Figure content listings
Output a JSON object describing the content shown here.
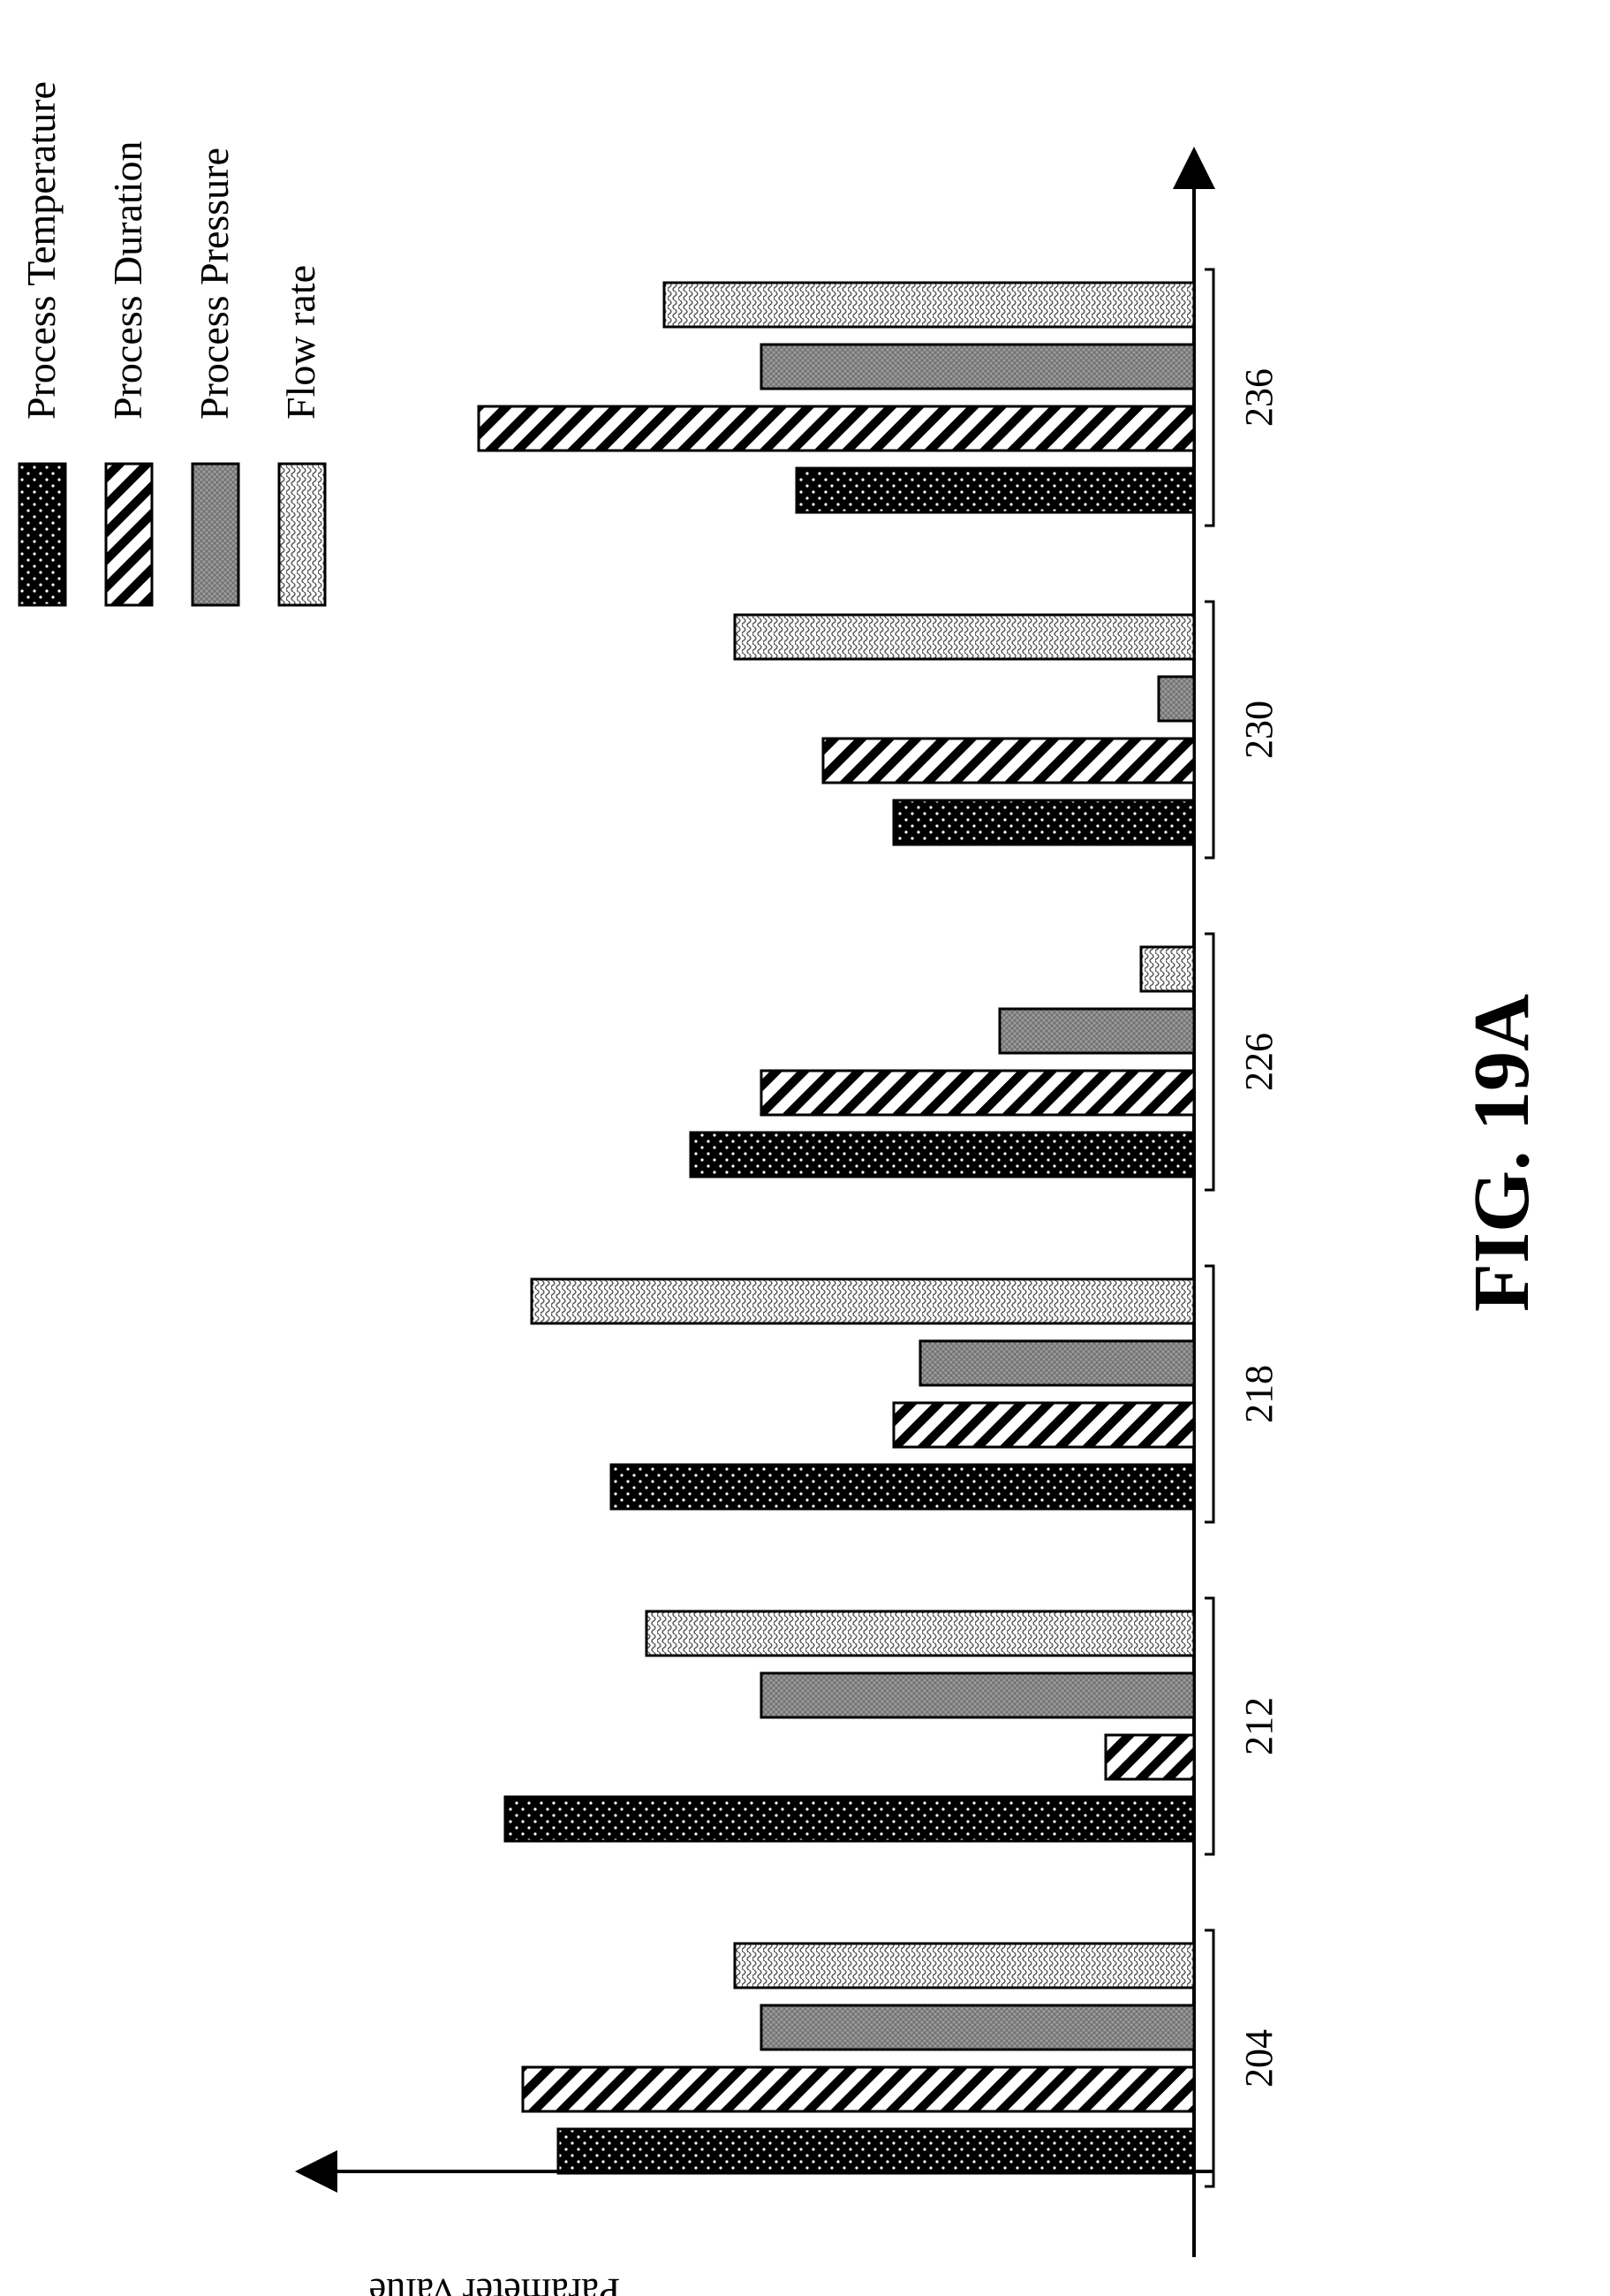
{
  "figure_label": "FIG. 19A",
  "chart_data": {
    "type": "bar",
    "orientation": "rotated",
    "title": "",
    "xlabel": "",
    "ylabel": "Parameter value",
    "categories": [
      "204",
      "212",
      "218",
      "226",
      "230",
      "236"
    ],
    "series": [
      {
        "name": "Process Temperature",
        "pattern": "dots-on-black",
        "values": [
          72,
          78,
          66,
          57,
          34,
          45
        ]
      },
      {
        "name": "Process Duration",
        "pattern": "diagonal-hatch",
        "values": [
          76,
          10,
          34,
          49,
          42,
          81
        ]
      },
      {
        "name": "Process Pressure",
        "pattern": "crosshatch-gray",
        "values": [
          49,
          49,
          31,
          22,
          4,
          49
        ]
      },
      {
        "name": "Flow rate",
        "pattern": "wavy-light",
        "values": [
          52,
          62,
          75,
          6,
          52,
          60
        ]
      }
    ],
    "ylim": [
      0,
      100
    ],
    "legend_position": "top",
    "axis_ticks_shown": false,
    "grid": false
  },
  "colors": {
    "ink": "#000000",
    "paper": "#ffffff",
    "pressure_fill": "#9a9a9a"
  }
}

» **WORK TO DO**:
Gather from the data above every line with the string "Process".

» **OUTPUT FOR THIS EXERCISE**:
        "name": "Process Temperature",
        "name": "Process Duration",
        "name": "Process Pressure",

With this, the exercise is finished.